__Data entries__:

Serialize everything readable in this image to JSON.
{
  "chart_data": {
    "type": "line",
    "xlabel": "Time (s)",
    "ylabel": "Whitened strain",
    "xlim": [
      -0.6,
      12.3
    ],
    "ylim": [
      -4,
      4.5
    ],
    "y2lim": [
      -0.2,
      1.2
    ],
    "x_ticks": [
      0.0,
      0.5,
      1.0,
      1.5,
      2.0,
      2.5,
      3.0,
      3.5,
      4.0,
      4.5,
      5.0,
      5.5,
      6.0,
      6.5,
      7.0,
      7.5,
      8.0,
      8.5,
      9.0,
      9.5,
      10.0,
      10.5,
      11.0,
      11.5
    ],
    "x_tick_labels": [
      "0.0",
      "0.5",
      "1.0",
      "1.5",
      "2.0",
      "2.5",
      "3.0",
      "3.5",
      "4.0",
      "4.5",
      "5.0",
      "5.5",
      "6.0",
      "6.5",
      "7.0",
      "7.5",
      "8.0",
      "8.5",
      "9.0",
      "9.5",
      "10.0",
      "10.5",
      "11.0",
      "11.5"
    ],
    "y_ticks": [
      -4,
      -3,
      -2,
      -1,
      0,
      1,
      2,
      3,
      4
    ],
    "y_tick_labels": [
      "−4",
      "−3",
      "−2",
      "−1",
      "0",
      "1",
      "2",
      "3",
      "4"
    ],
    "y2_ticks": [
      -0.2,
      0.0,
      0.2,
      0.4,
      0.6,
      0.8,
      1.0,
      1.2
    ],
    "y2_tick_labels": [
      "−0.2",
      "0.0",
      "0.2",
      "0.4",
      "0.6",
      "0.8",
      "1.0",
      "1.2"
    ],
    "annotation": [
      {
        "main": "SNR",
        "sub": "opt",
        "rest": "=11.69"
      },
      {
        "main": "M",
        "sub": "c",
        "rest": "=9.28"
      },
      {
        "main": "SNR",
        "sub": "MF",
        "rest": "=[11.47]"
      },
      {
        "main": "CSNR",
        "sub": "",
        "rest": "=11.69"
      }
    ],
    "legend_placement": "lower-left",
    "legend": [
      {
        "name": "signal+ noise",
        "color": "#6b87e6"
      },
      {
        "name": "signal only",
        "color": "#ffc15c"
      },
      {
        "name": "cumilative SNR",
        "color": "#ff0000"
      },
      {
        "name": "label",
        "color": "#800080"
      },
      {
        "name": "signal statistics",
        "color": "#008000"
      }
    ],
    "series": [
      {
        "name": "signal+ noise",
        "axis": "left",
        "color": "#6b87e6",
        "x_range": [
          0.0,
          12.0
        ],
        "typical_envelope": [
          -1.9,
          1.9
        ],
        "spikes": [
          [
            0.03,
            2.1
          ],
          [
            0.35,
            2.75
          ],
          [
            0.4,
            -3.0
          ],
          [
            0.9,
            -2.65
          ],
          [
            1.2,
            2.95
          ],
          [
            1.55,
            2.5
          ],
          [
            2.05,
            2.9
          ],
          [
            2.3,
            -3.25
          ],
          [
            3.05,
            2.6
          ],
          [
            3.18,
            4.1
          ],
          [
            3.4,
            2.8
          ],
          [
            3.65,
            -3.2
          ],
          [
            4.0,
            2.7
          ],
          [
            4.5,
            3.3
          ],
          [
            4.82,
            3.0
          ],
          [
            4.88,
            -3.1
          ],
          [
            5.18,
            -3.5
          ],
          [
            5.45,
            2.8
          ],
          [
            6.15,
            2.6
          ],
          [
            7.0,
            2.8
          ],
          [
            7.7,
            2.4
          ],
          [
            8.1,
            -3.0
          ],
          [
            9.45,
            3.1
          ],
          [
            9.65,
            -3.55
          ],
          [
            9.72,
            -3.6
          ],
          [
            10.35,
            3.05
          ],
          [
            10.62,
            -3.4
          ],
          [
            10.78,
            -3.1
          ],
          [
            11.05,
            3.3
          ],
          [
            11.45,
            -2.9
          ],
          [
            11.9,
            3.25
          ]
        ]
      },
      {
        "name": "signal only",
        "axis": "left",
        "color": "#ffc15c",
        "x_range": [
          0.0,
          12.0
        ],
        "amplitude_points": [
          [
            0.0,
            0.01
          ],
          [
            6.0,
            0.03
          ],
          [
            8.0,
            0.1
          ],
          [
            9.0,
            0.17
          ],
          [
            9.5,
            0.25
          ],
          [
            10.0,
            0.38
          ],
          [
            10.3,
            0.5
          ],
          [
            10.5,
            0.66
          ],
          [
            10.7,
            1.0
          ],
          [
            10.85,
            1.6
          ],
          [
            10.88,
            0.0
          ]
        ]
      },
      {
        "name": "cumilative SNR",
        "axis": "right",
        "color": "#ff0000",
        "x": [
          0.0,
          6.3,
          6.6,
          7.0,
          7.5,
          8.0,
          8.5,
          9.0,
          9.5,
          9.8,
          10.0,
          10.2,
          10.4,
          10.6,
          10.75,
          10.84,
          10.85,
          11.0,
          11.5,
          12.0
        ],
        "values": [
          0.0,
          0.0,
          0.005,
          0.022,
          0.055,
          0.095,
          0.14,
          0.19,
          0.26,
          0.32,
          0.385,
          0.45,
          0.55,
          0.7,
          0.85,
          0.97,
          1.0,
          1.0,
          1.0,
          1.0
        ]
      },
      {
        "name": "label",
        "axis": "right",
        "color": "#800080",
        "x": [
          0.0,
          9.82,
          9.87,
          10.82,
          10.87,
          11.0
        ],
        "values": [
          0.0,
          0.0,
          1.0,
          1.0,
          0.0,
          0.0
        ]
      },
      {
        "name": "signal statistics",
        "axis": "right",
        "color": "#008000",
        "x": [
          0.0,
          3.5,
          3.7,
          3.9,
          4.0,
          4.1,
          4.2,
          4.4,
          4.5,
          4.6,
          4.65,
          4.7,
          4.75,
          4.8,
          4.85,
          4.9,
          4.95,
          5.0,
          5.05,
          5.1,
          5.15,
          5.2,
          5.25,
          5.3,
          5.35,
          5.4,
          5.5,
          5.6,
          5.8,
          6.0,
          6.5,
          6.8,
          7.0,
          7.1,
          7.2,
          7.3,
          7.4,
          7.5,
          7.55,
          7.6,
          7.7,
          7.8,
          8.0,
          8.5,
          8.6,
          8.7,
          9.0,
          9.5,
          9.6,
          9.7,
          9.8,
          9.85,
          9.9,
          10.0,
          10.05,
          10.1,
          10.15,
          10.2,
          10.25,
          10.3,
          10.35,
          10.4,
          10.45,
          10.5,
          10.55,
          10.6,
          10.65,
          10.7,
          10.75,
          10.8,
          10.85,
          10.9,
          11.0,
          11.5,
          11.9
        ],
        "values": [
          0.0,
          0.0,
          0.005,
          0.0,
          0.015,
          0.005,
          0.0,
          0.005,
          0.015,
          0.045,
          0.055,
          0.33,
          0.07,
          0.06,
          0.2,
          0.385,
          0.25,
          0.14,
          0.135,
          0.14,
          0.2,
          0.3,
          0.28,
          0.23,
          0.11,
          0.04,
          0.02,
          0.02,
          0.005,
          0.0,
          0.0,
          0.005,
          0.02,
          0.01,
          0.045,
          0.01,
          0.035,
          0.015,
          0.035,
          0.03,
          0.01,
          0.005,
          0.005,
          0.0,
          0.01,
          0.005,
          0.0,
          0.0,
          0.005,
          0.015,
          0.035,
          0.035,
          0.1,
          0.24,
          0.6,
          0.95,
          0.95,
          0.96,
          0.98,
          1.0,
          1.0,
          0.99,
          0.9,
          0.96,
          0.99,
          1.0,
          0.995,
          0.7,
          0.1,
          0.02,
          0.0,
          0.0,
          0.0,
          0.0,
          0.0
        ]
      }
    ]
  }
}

__Exercise details__: Output all records verbatim.

__Task result__:
Serialize everything readable in this image to JSON.
{
  "chart_data": {
    "type": "line",
    "xlabel": "Time (s)",
    "ylabel": "Whitened strain",
    "xlim": [
      -0.6,
      12.3
    ],
    "ylim": [
      -4,
      4.5
    ],
    "y2lim": [
      -0.2,
      1.2
    ],
    "x_ticks": [
      0.0,
      0.5,
      1.0,
      1.5,
      2.0,
      2.5,
      3.0,
      3.5,
      4.0,
      4.5,
      5.0,
      5.5,
      6.0,
      6.5,
      7.0,
      7.5,
      8.0,
      8.5,
      9.0,
      9.5,
      10.0,
      10.5,
      11.0,
      11.5
    ],
    "x_tick_labels": [
      "0.0",
      "0.5",
      "1.0",
      "1.5",
      "2.0",
      "2.5",
      "3.0",
      "3.5",
      "4.0",
      "4.5",
      "5.0",
      "5.5",
      "6.0",
      "6.5",
      "7.0",
      "7.5",
      "8.0",
      "8.5",
      "9.0",
      "9.5",
      "10.0",
      "10.5",
      "11.0",
      "11.5"
    ],
    "y_ticks": [
      -4,
      -3,
      -2,
      -1,
      0,
      1,
      2,
      3,
      4
    ],
    "y_tick_labels": [
      "−4",
      "−3",
      "−2",
      "−1",
      "0",
      "1",
      "2",
      "3",
      "4"
    ],
    "y2_ticks": [
      -0.2,
      0.0,
      0.2,
      0.4,
      0.6,
      0.8,
      1.0,
      1.2
    ],
    "y2_tick_labels": [
      "−0.2",
      "0.0",
      "0.2",
      "0.4",
      "0.6",
      "0.8",
      "1.0",
      "1.2"
    ],
    "annotation": [
      {
        "main": "SNR",
        "sub": "opt",
        "rest": "=11.69"
      },
      {
        "main": "M",
        "sub": "c",
        "rest": "=9.28"
      },
      {
        "main": "SNR",
        "sub": "MF",
        "rest": "=[11.47]"
      },
      {
        "main": "CSNR",
        "sub": "",
        "rest": "=11.69"
      }
    ],
    "legend_placement": "lower-left",
    "legend": [
      {
        "name": "signal+ noise",
        "color": "#6b87e6"
      },
      {
        "name": "signal only",
        "color": "#ffc15c"
      },
      {
        "name": "cumilative SNR",
        "color": "#ff0000"
      },
      {
        "name": "label",
        "color": "#800080"
      },
      {
        "name": "signal statistics",
        "color": "#008000"
      }
    ],
    "series": [
      {
        "name": "signal+ noise",
        "axis": "left",
        "color": "#6b87e6",
        "x_range": [
          0.0,
          12.0
        ],
        "typical_envelope": [
          -1.9,
          1.9
        ],
        "spikes": [
          [
            0.03,
            2.1
          ],
          [
            0.35,
            2.75
          ],
          [
            0.4,
            -3.0
          ],
          [
            0.9,
            -2.65
          ],
          [
            1.2,
            2.95
          ],
          [
            1.55,
            2.5
          ],
          [
            2.05,
            2.9
          ],
          [
            2.3,
            -3.25
          ],
          [
            3.05,
            2.6
          ],
          [
            3.18,
            4.1
          ],
          [
            3.4,
            2.8
          ],
          [
            3.65,
            -3.2
          ],
          [
            4.0,
            2.7
          ],
          [
            4.5,
            3.3
          ],
          [
            4.82,
            3.0
          ],
          [
            4.88,
            -3.1
          ],
          [
            5.18,
            -3.5
          ],
          [
            5.45,
            2.8
          ],
          [
            6.15,
            2.6
          ],
          [
            7.0,
            2.8
          ],
          [
            7.7,
            2.4
          ],
          [
            8.1,
            -3.0
          ],
          [
            9.45,
            3.1
          ],
          [
            9.65,
            -3.55
          ],
          [
            9.72,
            -3.6
          ],
          [
            10.35,
            3.05
          ],
          [
            10.62,
            -3.4
          ],
          [
            10.78,
            -3.1
          ],
          [
            11.05,
            3.3
          ],
          [
            11.45,
            -2.9
          ],
          [
            11.9,
            3.25
          ]
        ]
      },
      {
        "name": "signal only",
        "axis": "left",
        "color": "#ffc15c",
        "x_range": [
          0.0,
          12.0
        ],
        "amplitude_points": [
          [
            0.0,
            0.01
          ],
          [
            6.0,
            0.03
          ],
          [
            8.0,
            0.1
          ],
          [
            9.0,
            0.17
          ],
          [
            9.5,
            0.25
          ],
          [
            10.0,
            0.38
          ],
          [
            10.3,
            0.5
          ],
          [
            10.5,
            0.66
          ],
          [
            10.7,
            1.0
          ],
          [
            10.85,
            1.6
          ],
          [
            10.88,
            0.0
          ]
        ]
      },
      {
        "name": "cumilative SNR",
        "axis": "right",
        "color": "#ff0000",
        "x": [
          0.0,
          6.3,
          6.6,
          7.0,
          7.5,
          8.0,
          8.5,
          9.0,
          9.5,
          9.8,
          10.0,
          10.2,
          10.4,
          10.6,
          10.75,
          10.84,
          10.85,
          11.0,
          11.5,
          12.0
        ],
        "values": [
          0.0,
          0.0,
          0.005,
          0.022,
          0.055,
          0.095,
          0.14,
          0.19,
          0.26,
          0.32,
          0.385,
          0.45,
          0.55,
          0.7,
          0.85,
          0.97,
          1.0,
          1.0,
          1.0,
          1.0
        ]
      },
      {
        "name": "label",
        "axis": "right",
        "color": "#800080",
        "x": [
          0.0,
          9.82,
          9.87,
          10.82,
          10.87,
          11.0
        ],
        "values": [
          0.0,
          0.0,
          1.0,
          1.0,
          0.0,
          0.0
        ]
      },
      {
        "name": "signal statistics",
        "axis": "right",
        "color": "#008000",
        "x": [
          0.0,
          3.5,
          3.7,
          3.9,
          4.0,
          4.1,
          4.2,
          4.4,
          4.5,
          4.6,
          4.65,
          4.7,
          4.75,
          4.8,
          4.85,
          4.9,
          4.95,
          5.0,
          5.05,
          5.1,
          5.15,
          5.2,
          5.25,
          5.3,
          5.35,
          5.4,
          5.5,
          5.6,
          5.8,
          6.0,
          6.5,
          6.8,
          7.0,
          7.1,
          7.2,
          7.3,
          7.4,
          7.5,
          7.55,
          7.6,
          7.7,
          7.8,
          8.0,
          8.5,
          8.6,
          8.7,
          9.0,
          9.5,
          9.6,
          9.7,
          9.8,
          9.85,
          9.9,
          10.0,
          10.05,
          10.1,
          10.15,
          10.2,
          10.25,
          10.3,
          10.35,
          10.4,
          10.45,
          10.5,
          10.55,
          10.6,
          10.65,
          10.7,
          10.75,
          10.8,
          10.85,
          10.9,
          11.0,
          11.5,
          11.9
        ],
        "values": [
          0.0,
          0.0,
          0.005,
          0.0,
          0.015,
          0.005,
          0.0,
          0.005,
          0.015,
          0.045,
          0.055,
          0.33,
          0.07,
          0.06,
          0.2,
          0.385,
          0.25,
          0.14,
          0.135,
          0.14,
          0.2,
          0.3,
          0.28,
          0.23,
          0.11,
          0.04,
          0.02,
          0.02,
          0.005,
          0.0,
          0.0,
          0.005,
          0.02,
          0.01,
          0.045,
          0.01,
          0.035,
          0.015,
          0.035,
          0.03,
          0.01,
          0.005,
          0.005,
          0.0,
          0.01,
          0.005,
          0.0,
          0.0,
          0.005,
          0.015,
          0.035,
          0.035,
          0.1,
          0.24,
          0.6,
          0.95,
          0.95,
          0.96,
          0.98,
          1.0,
          1.0,
          0.99,
          0.9,
          0.96,
          0.99,
          1.0,
          0.995,
          0.7,
          0.1,
          0.02,
          0.0,
          0.0,
          0.0,
          0.0,
          0.0
        ]
      }
    ]
  }
}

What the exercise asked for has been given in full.